Lesetext.
◇ ◇ ◇ ◇

Viel Arbeit, viel Input
Ganz der Tradition entsprechend, wurde bei den Arbeiten komplett auf elektrisches Werkzeug verzichtet. „Man bringt einem rechten Winkel eine ganz andere Hochachtung entgegen, wenn man ihn ohne maschinelle Hilfe hinbekommen muss“, lautet ein Fazit von Rüdiger Dicke nach mehreren Anläufen. Er ist einer der wenigen Nicht-Handwerker beim Workcamp Parquet und genießt neben dem fachlichen Input auch den Festivalcharakter und den internationalen Austausch .
Ähnliches berichtet Bjørn Menyes, der zum ersten Mal aktiv an der Veranstaltung teilgenommen hat. „Wir haben viel geschafft und viel gelernt, trotzdem sind wir nicht ganz fertiggeworden mit dem Projekt“, sagt der Diplom-Ingenieur, der als Parkettleger „auf der Walz“ war und danach Restaurator wurde. Er gehört zwar zu denjenigen, die regelmäßig mit Säge und Handhobel arbeiten und ein entsprechendes Tempo draufhaben, aber beim Umgang mit der Ziehklinge hat er in einem belgischen Kollegen seinen Meister gefunden. Für die Veranstaltung mussten Menyes‘ Mitarbeiter eine Woche ohne ihren Chef arbeiten – und Menyes weiß, dass derzeit viel zu tun ist und nach einer Woche der Abwesenheit die doppelte Schlagzahl auf ihn wartet.

◇ ◇ ◇ ◇

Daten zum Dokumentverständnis
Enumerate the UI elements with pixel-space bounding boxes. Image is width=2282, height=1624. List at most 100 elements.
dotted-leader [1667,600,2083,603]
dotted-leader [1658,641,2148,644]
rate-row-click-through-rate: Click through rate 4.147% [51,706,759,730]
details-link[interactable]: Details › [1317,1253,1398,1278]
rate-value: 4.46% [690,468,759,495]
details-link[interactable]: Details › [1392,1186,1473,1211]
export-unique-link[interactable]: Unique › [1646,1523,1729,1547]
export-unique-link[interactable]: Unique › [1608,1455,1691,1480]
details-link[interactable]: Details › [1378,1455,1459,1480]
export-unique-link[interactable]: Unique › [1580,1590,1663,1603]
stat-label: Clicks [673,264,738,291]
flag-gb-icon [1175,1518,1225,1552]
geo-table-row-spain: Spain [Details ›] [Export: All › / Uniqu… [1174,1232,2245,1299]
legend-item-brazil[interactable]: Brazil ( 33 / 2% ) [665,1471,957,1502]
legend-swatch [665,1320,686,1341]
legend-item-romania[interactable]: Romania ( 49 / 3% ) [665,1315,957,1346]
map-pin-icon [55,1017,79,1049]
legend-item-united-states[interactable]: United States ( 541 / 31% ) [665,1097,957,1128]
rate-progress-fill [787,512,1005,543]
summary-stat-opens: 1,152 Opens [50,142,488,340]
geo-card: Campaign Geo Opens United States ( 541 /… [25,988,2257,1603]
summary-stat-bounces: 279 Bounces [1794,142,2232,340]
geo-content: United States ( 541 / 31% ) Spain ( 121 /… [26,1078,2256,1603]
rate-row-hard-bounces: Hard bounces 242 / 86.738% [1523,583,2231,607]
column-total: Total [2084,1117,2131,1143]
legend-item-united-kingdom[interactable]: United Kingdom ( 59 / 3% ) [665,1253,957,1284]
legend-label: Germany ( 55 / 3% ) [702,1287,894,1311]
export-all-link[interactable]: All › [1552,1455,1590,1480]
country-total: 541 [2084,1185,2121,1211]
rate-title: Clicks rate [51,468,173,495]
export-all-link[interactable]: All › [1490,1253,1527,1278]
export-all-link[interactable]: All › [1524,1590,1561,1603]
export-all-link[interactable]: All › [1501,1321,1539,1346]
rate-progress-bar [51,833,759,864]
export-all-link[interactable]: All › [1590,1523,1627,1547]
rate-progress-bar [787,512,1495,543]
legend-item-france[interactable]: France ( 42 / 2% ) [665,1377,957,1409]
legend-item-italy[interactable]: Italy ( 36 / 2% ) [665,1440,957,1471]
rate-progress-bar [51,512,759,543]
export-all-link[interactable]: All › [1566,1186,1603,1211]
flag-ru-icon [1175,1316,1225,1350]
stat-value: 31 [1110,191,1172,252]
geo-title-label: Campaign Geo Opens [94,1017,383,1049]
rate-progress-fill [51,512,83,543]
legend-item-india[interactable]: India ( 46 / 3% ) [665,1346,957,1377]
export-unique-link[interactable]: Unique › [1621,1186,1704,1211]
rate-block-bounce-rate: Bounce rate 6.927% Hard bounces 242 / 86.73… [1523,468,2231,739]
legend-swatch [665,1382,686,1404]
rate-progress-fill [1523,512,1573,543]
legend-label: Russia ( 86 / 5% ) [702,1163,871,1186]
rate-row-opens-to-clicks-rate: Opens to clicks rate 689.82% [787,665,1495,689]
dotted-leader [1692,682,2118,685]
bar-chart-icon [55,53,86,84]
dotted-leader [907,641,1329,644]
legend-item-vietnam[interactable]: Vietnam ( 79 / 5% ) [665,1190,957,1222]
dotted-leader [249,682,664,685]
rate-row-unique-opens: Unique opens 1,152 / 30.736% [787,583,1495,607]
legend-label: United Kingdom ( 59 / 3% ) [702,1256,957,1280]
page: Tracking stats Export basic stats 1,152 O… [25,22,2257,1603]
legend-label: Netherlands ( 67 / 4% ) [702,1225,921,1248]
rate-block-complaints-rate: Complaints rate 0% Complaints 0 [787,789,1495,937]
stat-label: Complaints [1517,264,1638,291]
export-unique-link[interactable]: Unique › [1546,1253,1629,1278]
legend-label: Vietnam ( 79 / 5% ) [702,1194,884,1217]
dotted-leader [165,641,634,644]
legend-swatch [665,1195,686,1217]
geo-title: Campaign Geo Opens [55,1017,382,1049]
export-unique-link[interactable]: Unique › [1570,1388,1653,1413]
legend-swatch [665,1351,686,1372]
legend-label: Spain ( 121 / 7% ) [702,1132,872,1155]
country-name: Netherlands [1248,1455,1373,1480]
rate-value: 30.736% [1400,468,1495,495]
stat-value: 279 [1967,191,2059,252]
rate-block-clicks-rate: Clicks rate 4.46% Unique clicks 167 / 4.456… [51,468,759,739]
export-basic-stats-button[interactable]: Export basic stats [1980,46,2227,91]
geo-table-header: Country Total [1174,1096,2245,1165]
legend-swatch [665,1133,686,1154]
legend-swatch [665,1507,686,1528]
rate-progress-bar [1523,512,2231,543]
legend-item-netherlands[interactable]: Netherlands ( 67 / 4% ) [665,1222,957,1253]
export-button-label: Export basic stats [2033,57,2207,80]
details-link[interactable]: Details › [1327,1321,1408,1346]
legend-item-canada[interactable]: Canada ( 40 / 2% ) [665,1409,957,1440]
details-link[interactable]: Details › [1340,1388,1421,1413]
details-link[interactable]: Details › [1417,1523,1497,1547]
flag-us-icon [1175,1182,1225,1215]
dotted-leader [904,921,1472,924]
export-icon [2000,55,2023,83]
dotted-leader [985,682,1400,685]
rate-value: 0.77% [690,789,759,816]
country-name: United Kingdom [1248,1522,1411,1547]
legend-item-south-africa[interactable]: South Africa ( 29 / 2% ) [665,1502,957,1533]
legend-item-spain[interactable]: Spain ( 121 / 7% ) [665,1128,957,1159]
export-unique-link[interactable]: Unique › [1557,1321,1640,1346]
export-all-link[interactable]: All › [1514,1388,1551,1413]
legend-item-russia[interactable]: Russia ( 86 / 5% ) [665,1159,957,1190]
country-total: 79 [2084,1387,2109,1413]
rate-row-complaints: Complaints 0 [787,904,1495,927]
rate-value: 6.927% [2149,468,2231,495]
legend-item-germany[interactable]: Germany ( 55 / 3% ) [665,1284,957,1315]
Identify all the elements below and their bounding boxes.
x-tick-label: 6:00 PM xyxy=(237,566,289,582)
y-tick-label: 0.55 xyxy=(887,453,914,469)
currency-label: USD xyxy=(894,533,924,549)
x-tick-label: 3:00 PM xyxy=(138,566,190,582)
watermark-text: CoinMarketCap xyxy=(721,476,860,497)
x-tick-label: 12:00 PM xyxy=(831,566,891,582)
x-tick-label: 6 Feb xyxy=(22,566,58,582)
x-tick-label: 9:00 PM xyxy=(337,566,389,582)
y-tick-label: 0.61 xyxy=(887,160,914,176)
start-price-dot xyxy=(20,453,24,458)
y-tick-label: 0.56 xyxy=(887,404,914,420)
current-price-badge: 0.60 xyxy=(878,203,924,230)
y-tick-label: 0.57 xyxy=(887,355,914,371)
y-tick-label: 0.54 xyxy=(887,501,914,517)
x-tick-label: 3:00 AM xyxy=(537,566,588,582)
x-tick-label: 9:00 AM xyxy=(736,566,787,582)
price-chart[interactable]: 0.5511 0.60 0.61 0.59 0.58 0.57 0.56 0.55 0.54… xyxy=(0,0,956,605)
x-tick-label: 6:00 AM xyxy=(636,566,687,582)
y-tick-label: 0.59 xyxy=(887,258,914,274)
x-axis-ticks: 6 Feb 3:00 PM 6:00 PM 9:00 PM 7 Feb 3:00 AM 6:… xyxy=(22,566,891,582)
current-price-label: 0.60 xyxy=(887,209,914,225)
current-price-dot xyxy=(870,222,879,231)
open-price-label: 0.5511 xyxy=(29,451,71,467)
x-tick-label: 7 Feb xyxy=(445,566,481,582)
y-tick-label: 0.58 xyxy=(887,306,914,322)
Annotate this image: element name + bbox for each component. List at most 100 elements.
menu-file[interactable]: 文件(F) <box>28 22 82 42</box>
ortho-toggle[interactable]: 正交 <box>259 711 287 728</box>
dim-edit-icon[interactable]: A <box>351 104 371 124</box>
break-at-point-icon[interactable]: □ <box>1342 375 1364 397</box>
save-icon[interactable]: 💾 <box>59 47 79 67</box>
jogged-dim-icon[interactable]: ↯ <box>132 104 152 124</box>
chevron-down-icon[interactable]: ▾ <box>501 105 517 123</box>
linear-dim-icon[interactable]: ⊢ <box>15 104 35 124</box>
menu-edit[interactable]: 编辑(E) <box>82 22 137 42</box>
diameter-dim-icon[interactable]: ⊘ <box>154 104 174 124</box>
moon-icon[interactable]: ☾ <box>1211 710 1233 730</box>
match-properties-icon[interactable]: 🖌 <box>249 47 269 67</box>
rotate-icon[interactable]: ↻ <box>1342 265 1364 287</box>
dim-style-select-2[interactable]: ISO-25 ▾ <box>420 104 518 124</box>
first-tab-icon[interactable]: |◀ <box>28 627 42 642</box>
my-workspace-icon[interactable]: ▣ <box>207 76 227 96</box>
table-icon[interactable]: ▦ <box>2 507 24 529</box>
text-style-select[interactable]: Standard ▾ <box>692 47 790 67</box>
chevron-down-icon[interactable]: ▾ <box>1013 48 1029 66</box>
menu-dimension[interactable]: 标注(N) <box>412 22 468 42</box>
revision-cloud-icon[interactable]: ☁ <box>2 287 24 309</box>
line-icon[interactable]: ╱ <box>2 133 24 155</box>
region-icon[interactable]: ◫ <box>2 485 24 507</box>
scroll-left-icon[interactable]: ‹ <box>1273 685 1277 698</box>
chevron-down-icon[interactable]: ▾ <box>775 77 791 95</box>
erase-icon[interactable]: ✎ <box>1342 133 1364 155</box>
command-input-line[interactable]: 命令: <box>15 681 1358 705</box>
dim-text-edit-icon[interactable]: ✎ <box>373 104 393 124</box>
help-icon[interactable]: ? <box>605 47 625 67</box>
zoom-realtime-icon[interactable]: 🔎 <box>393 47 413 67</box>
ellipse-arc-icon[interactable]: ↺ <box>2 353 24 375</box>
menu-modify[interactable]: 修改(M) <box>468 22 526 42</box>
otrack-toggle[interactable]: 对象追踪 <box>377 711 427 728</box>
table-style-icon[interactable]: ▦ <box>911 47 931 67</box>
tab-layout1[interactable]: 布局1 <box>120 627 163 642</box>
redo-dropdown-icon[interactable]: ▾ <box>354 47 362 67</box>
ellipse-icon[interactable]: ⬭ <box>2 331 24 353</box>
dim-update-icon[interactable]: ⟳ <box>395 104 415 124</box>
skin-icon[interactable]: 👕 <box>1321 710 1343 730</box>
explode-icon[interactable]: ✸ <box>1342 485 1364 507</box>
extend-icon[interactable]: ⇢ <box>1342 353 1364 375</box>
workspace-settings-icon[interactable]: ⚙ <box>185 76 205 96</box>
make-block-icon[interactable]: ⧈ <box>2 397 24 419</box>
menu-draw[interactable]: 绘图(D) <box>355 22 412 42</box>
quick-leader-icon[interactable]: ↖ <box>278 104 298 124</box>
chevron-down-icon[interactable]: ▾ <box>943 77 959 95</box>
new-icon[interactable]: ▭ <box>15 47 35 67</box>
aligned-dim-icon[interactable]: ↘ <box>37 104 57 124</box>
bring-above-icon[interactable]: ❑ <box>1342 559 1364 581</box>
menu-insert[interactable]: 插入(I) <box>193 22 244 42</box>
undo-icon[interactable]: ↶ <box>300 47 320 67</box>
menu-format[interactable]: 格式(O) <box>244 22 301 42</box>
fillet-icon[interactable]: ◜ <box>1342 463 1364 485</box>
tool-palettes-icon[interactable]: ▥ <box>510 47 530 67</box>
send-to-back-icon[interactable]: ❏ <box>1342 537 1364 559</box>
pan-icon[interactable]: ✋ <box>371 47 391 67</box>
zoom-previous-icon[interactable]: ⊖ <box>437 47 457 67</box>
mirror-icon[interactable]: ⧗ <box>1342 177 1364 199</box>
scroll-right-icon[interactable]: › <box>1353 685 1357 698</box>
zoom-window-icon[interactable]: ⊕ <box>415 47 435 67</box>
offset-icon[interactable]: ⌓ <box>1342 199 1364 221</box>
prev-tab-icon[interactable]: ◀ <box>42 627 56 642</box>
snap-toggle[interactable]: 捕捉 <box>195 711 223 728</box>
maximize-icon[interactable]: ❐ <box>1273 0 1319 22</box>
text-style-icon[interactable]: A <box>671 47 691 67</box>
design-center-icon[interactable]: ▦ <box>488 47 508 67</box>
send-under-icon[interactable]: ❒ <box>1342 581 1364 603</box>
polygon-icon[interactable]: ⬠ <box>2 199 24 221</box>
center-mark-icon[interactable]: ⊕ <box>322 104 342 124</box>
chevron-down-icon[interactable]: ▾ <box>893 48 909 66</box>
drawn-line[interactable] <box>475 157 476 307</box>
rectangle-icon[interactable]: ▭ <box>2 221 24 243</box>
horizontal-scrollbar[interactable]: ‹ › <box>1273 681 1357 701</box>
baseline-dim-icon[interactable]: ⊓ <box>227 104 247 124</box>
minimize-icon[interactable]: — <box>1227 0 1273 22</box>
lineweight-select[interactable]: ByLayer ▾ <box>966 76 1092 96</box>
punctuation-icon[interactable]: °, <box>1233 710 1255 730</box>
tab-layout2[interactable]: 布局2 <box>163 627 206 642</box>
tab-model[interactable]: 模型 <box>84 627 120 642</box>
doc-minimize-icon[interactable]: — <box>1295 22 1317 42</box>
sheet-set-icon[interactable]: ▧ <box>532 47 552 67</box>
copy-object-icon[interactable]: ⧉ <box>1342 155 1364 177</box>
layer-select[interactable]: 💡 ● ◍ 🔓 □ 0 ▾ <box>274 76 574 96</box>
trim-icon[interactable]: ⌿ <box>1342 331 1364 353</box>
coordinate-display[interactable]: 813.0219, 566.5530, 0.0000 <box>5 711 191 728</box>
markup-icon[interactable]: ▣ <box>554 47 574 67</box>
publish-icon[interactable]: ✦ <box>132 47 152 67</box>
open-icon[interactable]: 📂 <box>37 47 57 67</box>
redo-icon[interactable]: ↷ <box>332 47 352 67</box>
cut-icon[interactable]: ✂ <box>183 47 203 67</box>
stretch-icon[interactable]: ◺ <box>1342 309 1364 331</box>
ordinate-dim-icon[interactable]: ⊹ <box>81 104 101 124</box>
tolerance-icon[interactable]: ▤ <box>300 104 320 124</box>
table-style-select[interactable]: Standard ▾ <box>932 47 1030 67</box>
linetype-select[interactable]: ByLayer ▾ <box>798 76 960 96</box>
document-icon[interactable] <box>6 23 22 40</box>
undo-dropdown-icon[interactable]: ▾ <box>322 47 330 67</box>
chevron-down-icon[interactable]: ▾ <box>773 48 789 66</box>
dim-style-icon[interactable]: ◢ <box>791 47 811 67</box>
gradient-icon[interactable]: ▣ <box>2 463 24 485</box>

◇ ◇ ◇ ◇

Aufgabenstellung. Schreibe aus dem Lesetext über das Workcamp Parquet den Abschnitt von „Viel Arbeit, viel“ bis „internationalen Austausch .“ wortgetreu ab.

Schriftliche Antwort.
Viel Arbeit, viel Input
Ganz der Tradition entsprechend, wurde bei den Arbeiten komplett auf elektrisches Werkzeug verzichtet. „Man bringt einem rechten Winkel eine ganz andere Hochachtung entgegen, wenn man ihn ohne maschinelle Hilfe hinbekommen muss“, lautet ein Fazit von Rüdiger Dicke nach mehreren Anläufen. Er ist einer der wenigen Nicht-Handwerker beim Workcamp Parquet und genießt neben dem fachlichen Input auch den Festivalcharakter und den internationalen Austausch .